What to work on. Find the lines with "type" in them and copy them out.

[Data tied to figure images]
============

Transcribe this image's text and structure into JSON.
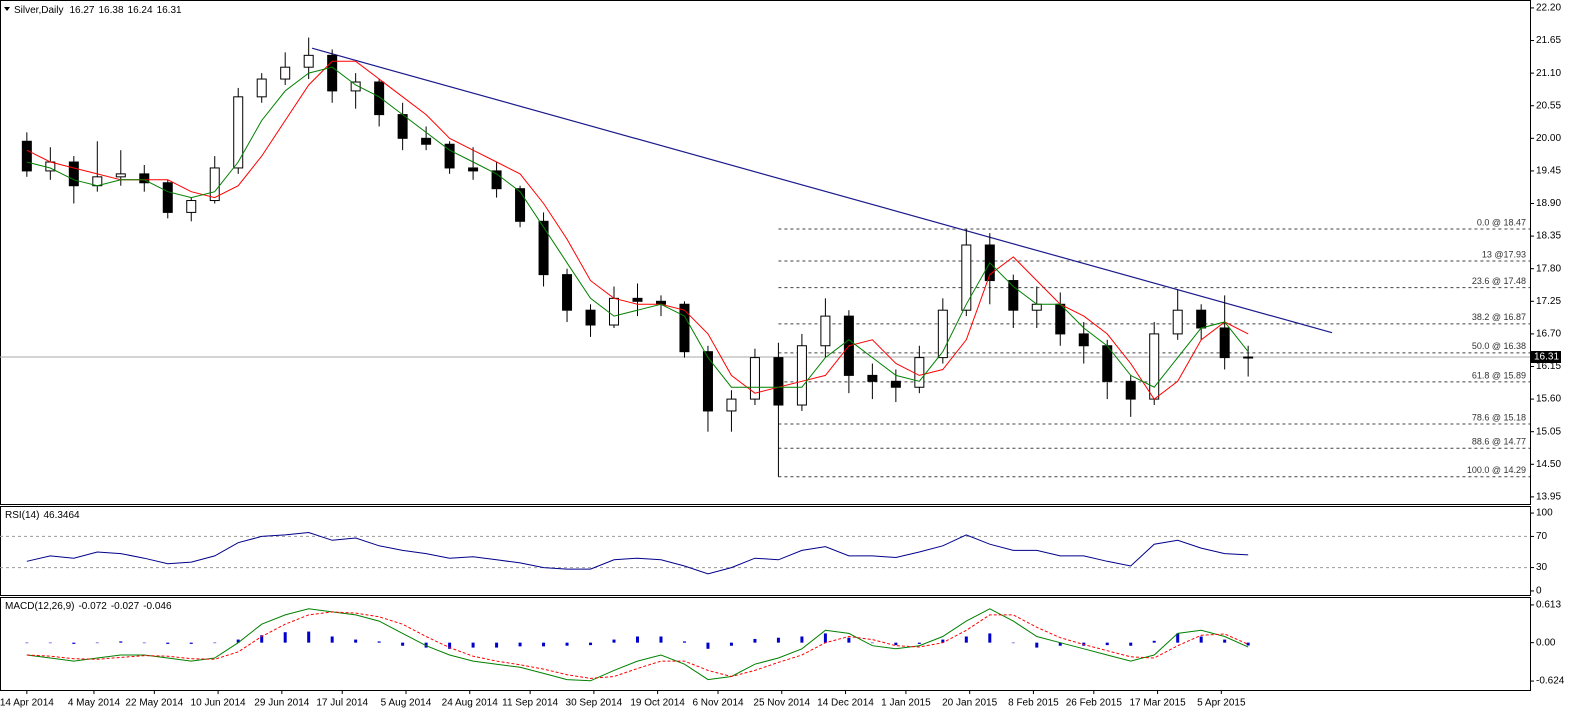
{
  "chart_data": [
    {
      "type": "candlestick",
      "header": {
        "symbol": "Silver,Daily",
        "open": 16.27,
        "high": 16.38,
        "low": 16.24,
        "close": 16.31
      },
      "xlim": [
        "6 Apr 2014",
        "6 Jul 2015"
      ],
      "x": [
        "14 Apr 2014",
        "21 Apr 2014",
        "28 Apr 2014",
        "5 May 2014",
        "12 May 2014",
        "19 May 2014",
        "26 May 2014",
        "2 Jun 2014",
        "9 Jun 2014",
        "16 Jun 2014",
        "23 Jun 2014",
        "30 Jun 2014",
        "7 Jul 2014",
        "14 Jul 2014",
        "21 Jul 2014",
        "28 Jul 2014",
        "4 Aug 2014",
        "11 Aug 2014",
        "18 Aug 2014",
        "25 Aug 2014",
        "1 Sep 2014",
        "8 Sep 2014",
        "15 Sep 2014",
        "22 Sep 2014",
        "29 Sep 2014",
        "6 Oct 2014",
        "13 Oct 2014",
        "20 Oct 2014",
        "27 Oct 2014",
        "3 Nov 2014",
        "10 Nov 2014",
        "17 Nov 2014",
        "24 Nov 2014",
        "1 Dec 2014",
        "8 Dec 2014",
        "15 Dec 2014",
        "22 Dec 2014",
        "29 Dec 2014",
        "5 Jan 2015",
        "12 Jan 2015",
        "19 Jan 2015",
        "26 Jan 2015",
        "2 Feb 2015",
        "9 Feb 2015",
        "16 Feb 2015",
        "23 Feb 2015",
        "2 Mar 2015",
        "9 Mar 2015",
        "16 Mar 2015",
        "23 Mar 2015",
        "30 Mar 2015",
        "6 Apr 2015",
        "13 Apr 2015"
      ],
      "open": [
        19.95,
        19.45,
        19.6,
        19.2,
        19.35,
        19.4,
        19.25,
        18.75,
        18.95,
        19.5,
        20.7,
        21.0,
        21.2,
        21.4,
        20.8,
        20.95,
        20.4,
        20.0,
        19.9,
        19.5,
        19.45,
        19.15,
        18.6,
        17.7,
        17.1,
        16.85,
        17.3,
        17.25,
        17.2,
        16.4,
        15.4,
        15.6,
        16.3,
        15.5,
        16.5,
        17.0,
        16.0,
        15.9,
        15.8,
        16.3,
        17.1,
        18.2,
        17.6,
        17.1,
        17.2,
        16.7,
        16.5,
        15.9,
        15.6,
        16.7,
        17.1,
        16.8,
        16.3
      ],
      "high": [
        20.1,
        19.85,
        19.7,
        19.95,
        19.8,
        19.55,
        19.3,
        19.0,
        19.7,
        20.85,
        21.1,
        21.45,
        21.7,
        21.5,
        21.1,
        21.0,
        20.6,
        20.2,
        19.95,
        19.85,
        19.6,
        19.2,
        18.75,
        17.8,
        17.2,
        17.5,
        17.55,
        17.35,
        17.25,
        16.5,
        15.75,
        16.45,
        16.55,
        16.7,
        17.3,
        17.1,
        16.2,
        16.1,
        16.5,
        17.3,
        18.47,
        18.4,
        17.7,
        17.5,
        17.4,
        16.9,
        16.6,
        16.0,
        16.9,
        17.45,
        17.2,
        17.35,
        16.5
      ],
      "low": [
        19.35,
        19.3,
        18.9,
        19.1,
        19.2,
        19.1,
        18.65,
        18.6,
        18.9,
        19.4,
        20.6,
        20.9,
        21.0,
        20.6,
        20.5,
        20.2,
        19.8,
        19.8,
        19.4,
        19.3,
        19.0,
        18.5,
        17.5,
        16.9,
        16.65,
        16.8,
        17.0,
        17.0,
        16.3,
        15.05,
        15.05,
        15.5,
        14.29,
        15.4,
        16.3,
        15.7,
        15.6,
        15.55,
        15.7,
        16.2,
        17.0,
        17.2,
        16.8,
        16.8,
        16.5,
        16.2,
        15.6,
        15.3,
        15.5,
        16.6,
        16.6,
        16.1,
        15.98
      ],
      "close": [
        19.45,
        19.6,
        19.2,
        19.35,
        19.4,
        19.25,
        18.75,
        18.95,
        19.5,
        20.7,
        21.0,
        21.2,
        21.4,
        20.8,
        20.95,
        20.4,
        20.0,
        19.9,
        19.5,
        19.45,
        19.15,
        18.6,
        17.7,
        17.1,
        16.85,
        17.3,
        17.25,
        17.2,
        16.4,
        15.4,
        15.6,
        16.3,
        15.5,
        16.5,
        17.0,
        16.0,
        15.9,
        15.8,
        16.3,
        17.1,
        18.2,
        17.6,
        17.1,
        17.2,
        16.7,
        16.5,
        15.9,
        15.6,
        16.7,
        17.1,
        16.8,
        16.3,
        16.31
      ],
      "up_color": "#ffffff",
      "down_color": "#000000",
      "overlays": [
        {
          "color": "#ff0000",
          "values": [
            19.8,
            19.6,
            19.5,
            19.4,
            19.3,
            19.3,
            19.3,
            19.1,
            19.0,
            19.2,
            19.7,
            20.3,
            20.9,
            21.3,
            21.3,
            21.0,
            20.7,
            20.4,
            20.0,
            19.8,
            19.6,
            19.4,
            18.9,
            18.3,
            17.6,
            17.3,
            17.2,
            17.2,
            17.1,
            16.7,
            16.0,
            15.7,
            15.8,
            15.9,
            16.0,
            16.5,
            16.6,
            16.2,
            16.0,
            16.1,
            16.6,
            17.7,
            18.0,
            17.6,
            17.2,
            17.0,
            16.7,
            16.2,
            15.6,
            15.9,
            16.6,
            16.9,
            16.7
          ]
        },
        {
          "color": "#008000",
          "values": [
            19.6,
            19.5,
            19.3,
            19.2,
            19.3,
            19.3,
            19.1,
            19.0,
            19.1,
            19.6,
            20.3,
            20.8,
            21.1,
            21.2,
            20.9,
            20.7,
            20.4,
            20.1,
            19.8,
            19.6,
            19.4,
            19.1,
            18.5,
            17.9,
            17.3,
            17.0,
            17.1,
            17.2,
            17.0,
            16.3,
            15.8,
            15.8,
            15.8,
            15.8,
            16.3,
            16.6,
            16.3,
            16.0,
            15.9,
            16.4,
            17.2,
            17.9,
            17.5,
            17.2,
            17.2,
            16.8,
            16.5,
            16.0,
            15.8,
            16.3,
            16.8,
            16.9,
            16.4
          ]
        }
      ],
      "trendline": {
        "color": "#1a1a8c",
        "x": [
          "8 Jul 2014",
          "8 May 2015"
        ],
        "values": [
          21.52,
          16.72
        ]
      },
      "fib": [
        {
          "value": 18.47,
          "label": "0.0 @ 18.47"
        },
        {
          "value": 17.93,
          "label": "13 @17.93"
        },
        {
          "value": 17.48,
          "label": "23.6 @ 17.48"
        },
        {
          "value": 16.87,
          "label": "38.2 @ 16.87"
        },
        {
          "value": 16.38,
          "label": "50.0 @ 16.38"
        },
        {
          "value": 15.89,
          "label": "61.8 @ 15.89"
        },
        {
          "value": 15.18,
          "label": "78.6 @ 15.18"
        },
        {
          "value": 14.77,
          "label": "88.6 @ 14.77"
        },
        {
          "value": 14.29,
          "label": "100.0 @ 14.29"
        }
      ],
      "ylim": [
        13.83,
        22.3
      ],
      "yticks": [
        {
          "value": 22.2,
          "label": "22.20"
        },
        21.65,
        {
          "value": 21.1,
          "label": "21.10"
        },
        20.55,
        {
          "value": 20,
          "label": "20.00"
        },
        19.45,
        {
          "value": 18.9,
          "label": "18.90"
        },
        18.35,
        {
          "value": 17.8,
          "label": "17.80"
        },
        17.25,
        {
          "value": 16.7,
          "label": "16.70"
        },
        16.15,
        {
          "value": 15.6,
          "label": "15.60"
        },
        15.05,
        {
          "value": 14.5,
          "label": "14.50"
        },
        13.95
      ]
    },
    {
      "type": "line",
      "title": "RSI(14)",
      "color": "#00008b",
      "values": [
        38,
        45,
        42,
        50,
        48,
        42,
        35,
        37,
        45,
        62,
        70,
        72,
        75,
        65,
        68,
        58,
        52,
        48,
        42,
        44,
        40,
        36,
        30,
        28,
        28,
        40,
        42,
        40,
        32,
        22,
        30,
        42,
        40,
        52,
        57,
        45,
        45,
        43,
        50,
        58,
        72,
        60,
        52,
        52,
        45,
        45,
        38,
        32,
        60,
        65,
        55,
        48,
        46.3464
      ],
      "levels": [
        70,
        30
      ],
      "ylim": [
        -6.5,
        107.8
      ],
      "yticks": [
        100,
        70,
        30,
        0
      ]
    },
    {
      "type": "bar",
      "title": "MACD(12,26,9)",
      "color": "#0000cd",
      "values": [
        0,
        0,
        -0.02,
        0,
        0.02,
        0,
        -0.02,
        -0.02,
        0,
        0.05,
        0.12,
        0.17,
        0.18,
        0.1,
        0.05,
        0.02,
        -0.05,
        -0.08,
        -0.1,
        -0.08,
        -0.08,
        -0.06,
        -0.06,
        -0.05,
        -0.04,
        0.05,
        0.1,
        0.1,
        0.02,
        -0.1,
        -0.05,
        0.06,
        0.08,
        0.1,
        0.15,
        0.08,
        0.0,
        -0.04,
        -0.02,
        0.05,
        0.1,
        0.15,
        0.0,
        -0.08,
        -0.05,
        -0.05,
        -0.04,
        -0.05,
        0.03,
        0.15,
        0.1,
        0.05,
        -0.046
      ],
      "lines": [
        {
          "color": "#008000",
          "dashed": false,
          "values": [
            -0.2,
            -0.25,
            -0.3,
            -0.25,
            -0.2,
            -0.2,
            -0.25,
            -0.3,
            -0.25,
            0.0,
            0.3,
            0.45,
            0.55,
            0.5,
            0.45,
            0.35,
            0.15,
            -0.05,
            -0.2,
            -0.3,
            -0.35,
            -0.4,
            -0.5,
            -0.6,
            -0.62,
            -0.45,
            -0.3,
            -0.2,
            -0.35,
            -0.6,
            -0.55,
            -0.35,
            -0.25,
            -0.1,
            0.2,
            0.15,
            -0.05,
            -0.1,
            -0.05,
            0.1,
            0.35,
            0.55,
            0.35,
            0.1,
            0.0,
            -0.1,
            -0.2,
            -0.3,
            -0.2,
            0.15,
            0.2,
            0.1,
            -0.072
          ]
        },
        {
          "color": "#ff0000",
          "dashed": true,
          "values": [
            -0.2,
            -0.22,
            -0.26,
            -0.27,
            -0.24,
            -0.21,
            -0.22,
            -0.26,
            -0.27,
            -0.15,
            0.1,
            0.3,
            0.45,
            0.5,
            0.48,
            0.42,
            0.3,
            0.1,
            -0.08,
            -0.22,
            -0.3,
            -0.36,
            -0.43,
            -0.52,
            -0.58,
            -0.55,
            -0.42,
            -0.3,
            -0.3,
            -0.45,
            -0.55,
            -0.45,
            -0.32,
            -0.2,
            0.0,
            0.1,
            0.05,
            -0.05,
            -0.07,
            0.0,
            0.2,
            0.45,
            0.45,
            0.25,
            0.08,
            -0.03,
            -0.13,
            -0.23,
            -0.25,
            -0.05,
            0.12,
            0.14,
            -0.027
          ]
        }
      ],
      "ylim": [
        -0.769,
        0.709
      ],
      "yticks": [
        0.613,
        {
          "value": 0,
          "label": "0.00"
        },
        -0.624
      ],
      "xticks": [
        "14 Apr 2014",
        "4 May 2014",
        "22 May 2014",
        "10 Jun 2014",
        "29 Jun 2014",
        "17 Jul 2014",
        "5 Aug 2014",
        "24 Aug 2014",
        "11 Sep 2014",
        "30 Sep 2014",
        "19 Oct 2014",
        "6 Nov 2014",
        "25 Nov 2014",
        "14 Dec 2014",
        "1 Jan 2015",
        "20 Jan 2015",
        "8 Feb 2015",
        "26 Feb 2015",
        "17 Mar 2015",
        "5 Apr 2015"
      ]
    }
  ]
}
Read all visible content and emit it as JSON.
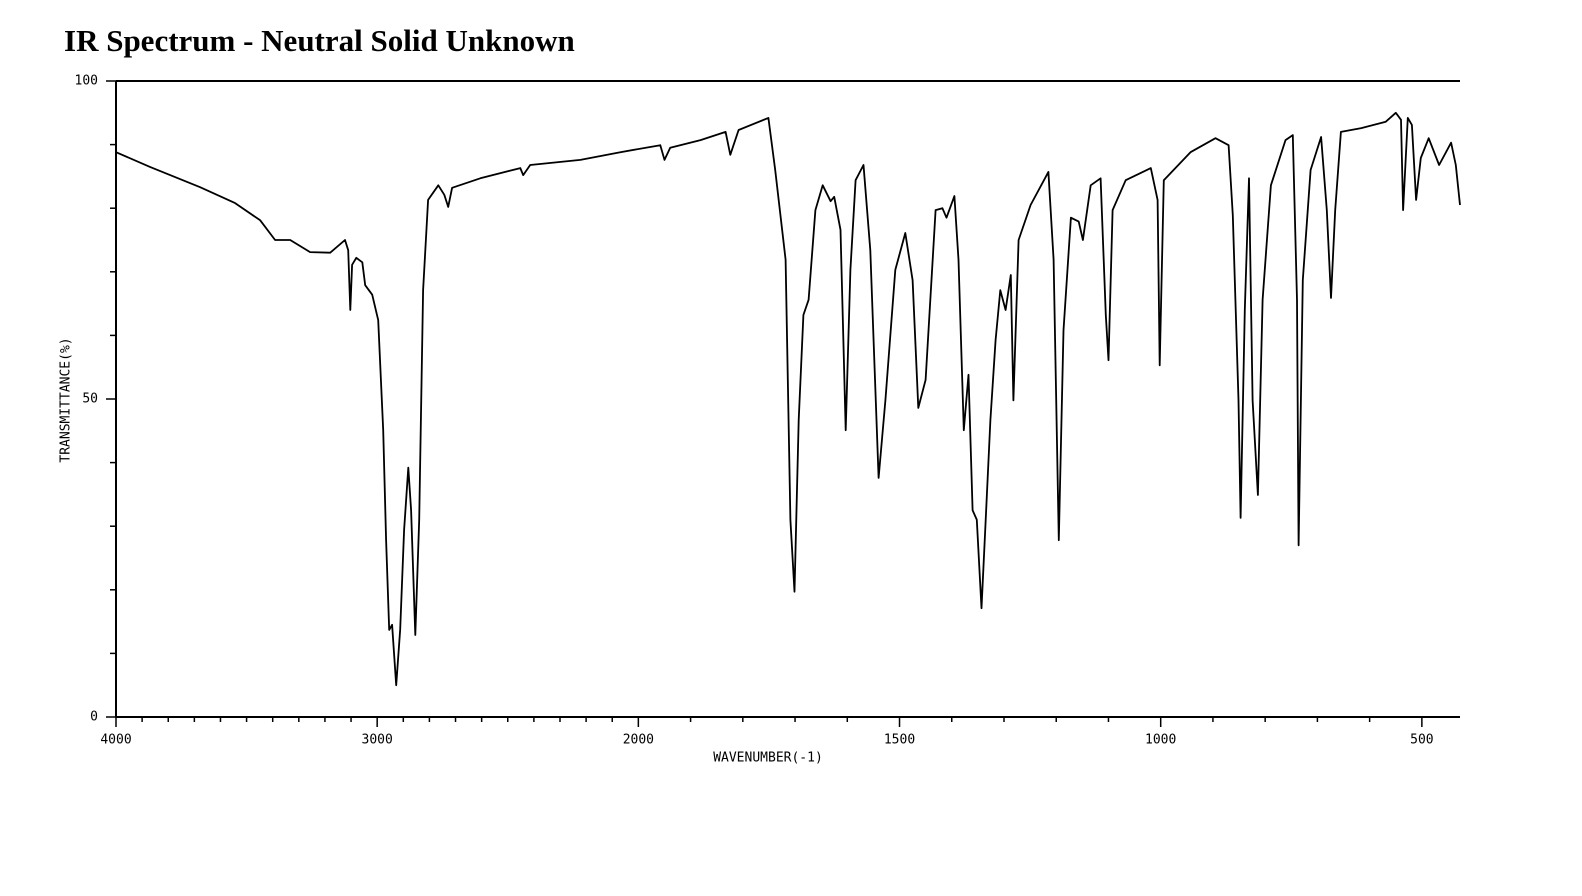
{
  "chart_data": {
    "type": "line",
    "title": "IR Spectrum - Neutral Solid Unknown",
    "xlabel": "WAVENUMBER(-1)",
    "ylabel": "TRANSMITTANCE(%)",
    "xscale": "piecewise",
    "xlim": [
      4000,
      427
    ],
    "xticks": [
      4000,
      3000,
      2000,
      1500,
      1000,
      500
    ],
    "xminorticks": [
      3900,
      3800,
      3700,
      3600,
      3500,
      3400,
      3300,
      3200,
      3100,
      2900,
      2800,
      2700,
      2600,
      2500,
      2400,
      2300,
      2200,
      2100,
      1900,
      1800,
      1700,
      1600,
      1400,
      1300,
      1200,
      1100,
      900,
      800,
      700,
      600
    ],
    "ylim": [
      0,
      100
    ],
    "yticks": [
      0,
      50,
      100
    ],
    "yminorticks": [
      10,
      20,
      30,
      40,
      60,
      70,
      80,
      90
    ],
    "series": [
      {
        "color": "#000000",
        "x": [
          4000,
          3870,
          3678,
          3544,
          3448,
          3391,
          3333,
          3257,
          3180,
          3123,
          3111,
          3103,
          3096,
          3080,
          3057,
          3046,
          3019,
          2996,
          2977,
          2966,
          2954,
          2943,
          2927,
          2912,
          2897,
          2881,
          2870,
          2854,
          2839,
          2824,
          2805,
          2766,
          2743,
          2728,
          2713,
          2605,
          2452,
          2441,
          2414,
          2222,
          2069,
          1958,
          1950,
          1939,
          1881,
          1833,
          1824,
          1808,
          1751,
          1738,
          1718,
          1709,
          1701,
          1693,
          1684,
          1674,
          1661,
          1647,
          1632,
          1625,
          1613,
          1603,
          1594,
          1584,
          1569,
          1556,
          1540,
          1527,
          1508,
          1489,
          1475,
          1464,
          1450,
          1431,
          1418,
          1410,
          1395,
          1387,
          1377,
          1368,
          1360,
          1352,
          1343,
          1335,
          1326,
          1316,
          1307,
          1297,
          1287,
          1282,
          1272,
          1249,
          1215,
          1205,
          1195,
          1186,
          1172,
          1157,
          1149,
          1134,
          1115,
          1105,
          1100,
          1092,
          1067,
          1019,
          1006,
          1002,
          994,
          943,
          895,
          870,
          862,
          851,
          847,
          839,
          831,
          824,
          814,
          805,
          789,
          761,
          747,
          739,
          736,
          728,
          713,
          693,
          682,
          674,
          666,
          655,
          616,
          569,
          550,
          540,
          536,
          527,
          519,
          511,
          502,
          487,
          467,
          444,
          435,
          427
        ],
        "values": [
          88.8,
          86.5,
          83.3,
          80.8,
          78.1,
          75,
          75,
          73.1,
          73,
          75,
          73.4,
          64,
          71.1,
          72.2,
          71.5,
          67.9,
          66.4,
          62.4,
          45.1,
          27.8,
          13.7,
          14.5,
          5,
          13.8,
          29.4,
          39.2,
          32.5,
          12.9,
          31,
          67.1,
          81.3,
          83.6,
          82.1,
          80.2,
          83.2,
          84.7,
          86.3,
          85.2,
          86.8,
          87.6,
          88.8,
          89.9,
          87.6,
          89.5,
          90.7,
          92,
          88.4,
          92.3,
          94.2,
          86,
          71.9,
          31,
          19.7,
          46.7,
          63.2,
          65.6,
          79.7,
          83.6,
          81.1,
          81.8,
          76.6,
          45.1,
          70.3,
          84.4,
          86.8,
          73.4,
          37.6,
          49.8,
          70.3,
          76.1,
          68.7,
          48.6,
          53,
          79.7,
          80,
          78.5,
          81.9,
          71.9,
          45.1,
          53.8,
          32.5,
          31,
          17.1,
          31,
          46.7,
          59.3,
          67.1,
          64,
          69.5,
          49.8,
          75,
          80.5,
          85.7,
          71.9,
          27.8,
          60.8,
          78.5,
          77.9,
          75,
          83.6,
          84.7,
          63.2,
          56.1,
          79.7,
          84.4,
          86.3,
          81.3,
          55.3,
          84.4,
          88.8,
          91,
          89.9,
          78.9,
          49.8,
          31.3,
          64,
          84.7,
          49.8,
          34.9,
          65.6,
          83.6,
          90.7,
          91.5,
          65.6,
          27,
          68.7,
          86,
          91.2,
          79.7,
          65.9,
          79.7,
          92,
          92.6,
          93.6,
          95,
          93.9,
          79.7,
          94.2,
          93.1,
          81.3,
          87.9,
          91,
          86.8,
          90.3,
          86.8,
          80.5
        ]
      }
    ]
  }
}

============

Full response.
      "type": "candlestick",
      "type": "line",
      "type": "bar",
    "type": "line",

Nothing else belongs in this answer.